Search the data below for the word "marker" and copy each line that holds it.

(Figure record extracts)
>>>
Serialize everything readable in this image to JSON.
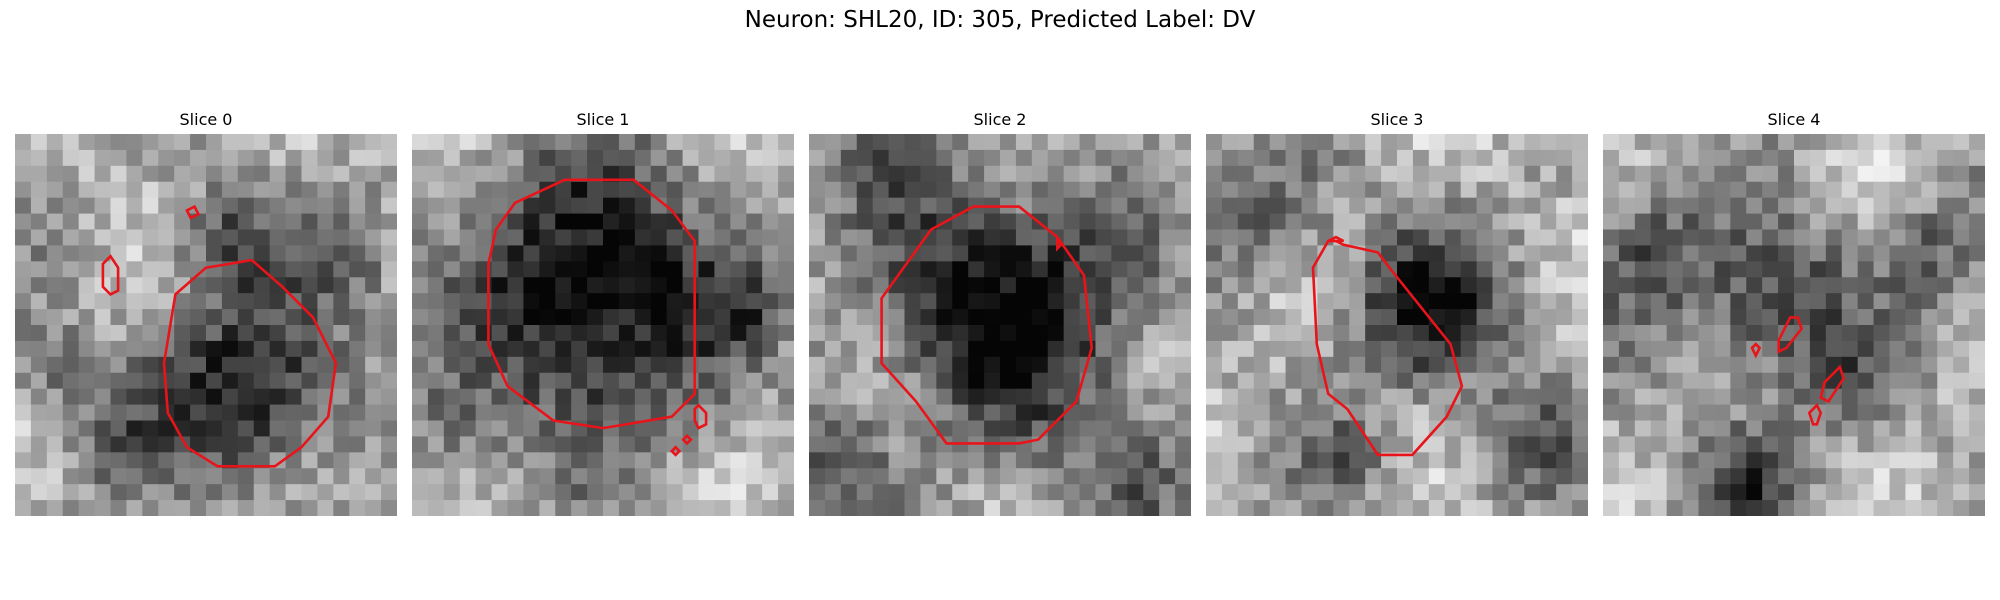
{
  "figure": {
    "title": "Neuron: SHL20, ID: 305, Predicted Label: DV",
    "contour_color": "#e8141a",
    "colormap": "gray",
    "panels": [
      {
        "title": "Slice 0"
      },
      {
        "title": "Slice 1"
      },
      {
        "title": "Slice 2"
      },
      {
        "title": "Slice 3"
      },
      {
        "title": "Slice 4"
      }
    ]
  }
}
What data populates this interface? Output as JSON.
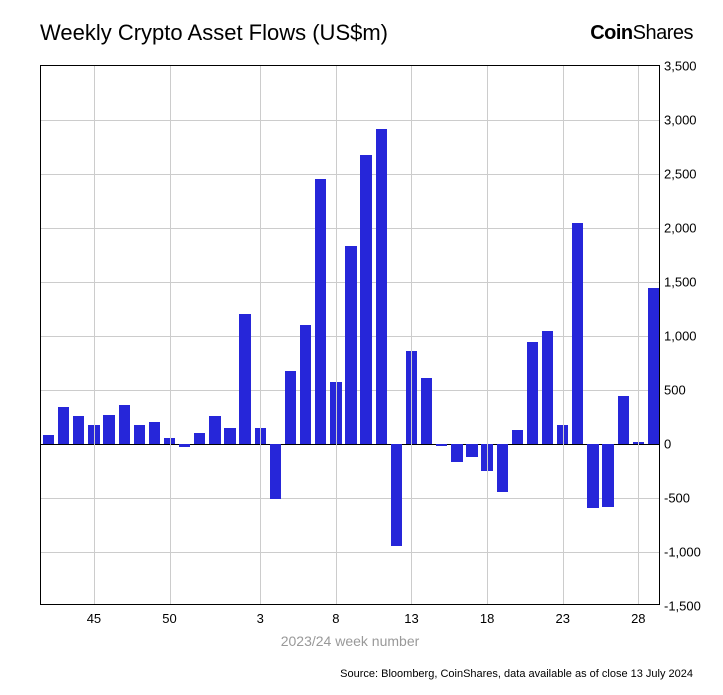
{
  "title": "Weekly Crypto Asset Flows (US$m)",
  "brand_bold": "Coin",
  "brand_thin": "Shares",
  "footer": "Source: Bloomberg, CoinShares, data available as of close 13 July 2024",
  "xaxis_title": "2023/24 week number",
  "chart": {
    "type": "bar",
    "ylim": [
      -1500,
      3500
    ],
    "ytick_step": 500,
    "yticks": [
      -1500,
      -1000,
      -500,
      0,
      500,
      1000,
      1500,
      2000,
      2500,
      3000,
      3500
    ],
    "xtick_labels": [
      "45",
      "50",
      "3",
      "8",
      "13",
      "18",
      "23",
      "28"
    ],
    "xtick_positions": [
      3,
      8,
      14,
      19,
      24,
      29,
      34,
      39
    ],
    "bar_color": "#2626d9",
    "grid_color": "#cccccc",
    "background_color": "#ffffff",
    "border_color": "#000000",
    "bar_width_ratio": 0.75,
    "title_fontsize": 22,
    "label_fontsize": 13,
    "values": [
      80,
      340,
      260,
      180,
      270,
      360,
      180,
      200,
      60,
      -30,
      100,
      260,
      150,
      1200,
      150,
      -510,
      680,
      1100,
      2450,
      570,
      1830,
      2680,
      2920,
      -940,
      860,
      610,
      -20,
      -170,
      -120,
      -250,
      -440,
      130,
      940,
      1050,
      180,
      2050,
      -590,
      -580,
      440,
      20,
      1440
    ]
  }
}
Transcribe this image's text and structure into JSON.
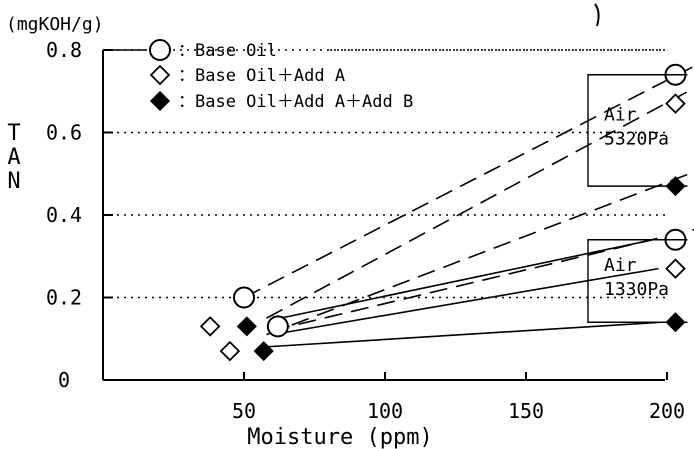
{
  "chart_data": {
    "type": "scatter",
    "title": "",
    "ylabel": "TAN",
    "yunit": "(mgKOH/g)",
    "xlabel": "Moisture (ppm)",
    "xlim": [
      0,
      245
    ],
    "ylim": [
      0,
      0.8
    ],
    "xticks": [
      50,
      100,
      150,
      200
    ],
    "xtick_labels": [
      "50",
      "100",
      "150",
      "200"
    ],
    "yticks": [
      0,
      0.2,
      0.4,
      0.6,
      0.8
    ],
    "ytick_labels": [
      "0",
      "0.2",
      "0.4",
      "0.6",
      "0.8"
    ],
    "grid": "dotted horizontal at 0.2, 0.4, 0.6, 0.8",
    "legend_position": "top-left",
    "series": [
      {
        "name": "：Base Oil",
        "marker": "open-circle",
        "points": [
          {
            "x": 50,
            "y": 0.2,
            "condition": "5320Pa"
          },
          {
            "x": 62,
            "y": 0.13,
            "condition": "1330Pa"
          },
          {
            "x": 203,
            "y": 0.74,
            "condition": "5320Pa"
          },
          {
            "x": 203,
            "y": 0.34,
            "condition": "1330Pa"
          }
        ]
      },
      {
        "name": "：Base Oil＋Add A",
        "marker": "open-diamond",
        "points": [
          {
            "x": 38,
            "y": 0.13,
            "condition": "5320Pa"
          },
          {
            "x": 45,
            "y": 0.07,
            "condition": "1330Pa"
          },
          {
            "x": 203,
            "y": 0.67,
            "condition": "5320Pa"
          },
          {
            "x": 203,
            "y": 0.27,
            "condition": "1330Pa"
          }
        ]
      },
      {
        "name": "：Base Oil＋Add A＋Add B",
        "marker": "filled-diamond",
        "points": [
          {
            "x": 51,
            "y": 0.13,
            "condition": "5320Pa"
          },
          {
            "x": 57,
            "y": 0.07,
            "condition": "1330Pa"
          },
          {
            "x": 203,
            "y": 0.47,
            "condition": "5320Pa"
          },
          {
            "x": 203,
            "y": 0.14,
            "condition": "1330Pa"
          }
        ]
      }
    ],
    "trend_lines": [
      {
        "style": "dashed",
        "from": [
          50,
          0.2
        ],
        "to": [
          218,
          0.79
        ]
      },
      {
        "style": "dashed",
        "from": [
          58,
          0.15
        ],
        "to": [
          213,
          0.72
        ]
      },
      {
        "style": "dashed",
        "from": [
          58,
          0.11
        ],
        "to": [
          208,
          0.5
        ]
      },
      {
        "style": "dashed",
        "from": [
          60,
          0.12
        ],
        "to": [
          213,
          0.37
        ]
      },
      {
        "style": "solid",
        "from": [
          63,
          0.15
        ],
        "to": [
          195,
          0.34
        ]
      },
      {
        "style": "solid",
        "from": [
          60,
          0.11
        ],
        "to": [
          197,
          0.27
        ]
      },
      {
        "style": "solid",
        "from": [
          57,
          0.08
        ],
        "to": [
          198,
          0.14
        ]
      }
    ],
    "groups": [
      {
        "line1": "Air",
        "line2": "5320Pa",
        "y_range": [
          0.47,
          0.74
        ]
      },
      {
        "line1": "Air",
        "line2": "1330Pa",
        "y_range": [
          0.14,
          0.34
        ]
      }
    ]
  }
}
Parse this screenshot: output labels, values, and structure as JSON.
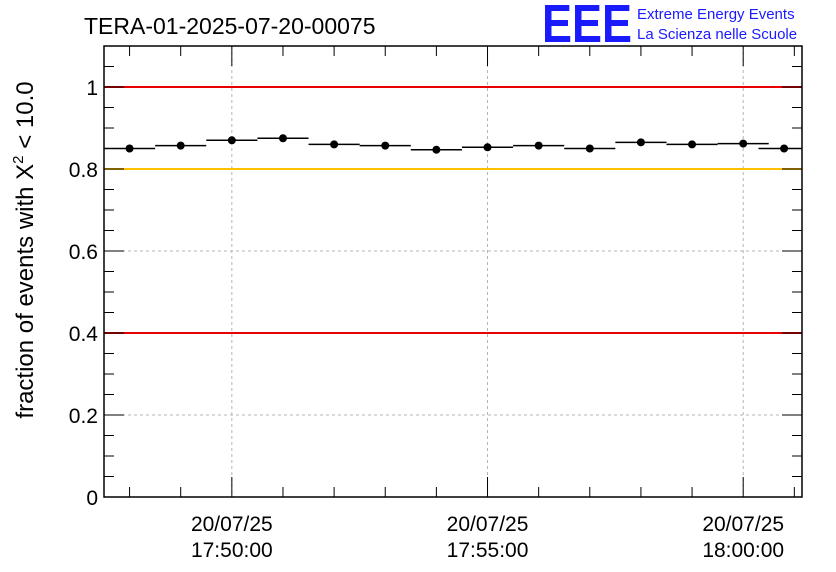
{
  "chart_data": {
    "type": "scatter",
    "title": "TERA-01-2025-07-20-00075",
    "ylabel_prefix": "fraction of events with ",
    "ylabel_symbol": "X",
    "ylabel_sup": "2",
    "ylabel_suffix": " < 10.0",
    "xlabel": "",
    "ylim": [
      0,
      1.1
    ],
    "yticks": [
      0,
      0.2,
      0.4,
      0.6,
      0.8,
      1
    ],
    "ytick_labels": [
      "0",
      "0.2",
      "0.4",
      "0.6",
      "0.8",
      "1"
    ],
    "xlim_minutes": [
      0,
      13.65
    ],
    "xticks": [
      {
        "minute": 2.5,
        "date": "20/07/25",
        "time": "17:50:00"
      },
      {
        "minute": 7.5,
        "date": "20/07/25",
        "time": "17:55:00"
      },
      {
        "minute": 12.5,
        "date": "20/07/25",
        "time": "18:00:00"
      }
    ],
    "series": [
      {
        "name": "fraction",
        "bin_width_minutes": 1,
        "x": [
          0.5,
          1.5,
          2.5,
          3.5,
          4.5,
          5.5,
          6.5,
          7.5,
          8.5,
          9.5,
          10.5,
          11.5,
          12.5,
          13.3
        ],
        "values": [
          0.85,
          0.857,
          0.87,
          0.875,
          0.86,
          0.857,
          0.847,
          0.853,
          0.857,
          0.85,
          0.865,
          0.86,
          0.862,
          0.85
        ]
      }
    ],
    "reference_lines": [
      {
        "y": 1.0,
        "color": "#e60000"
      },
      {
        "y": 0.8,
        "color": "#ffc000"
      },
      {
        "y": 0.4,
        "color": "#e60000"
      }
    ],
    "grid": true
  },
  "logo": {
    "mark": "EEE",
    "line1": "Extreme Energy Events",
    "line2": "La Scienza nelle Scuole"
  }
}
<<<
# Exercise result
        "marker": "open-circle",
        "marker": "open-diamond",
        "marker": "filled-diamond",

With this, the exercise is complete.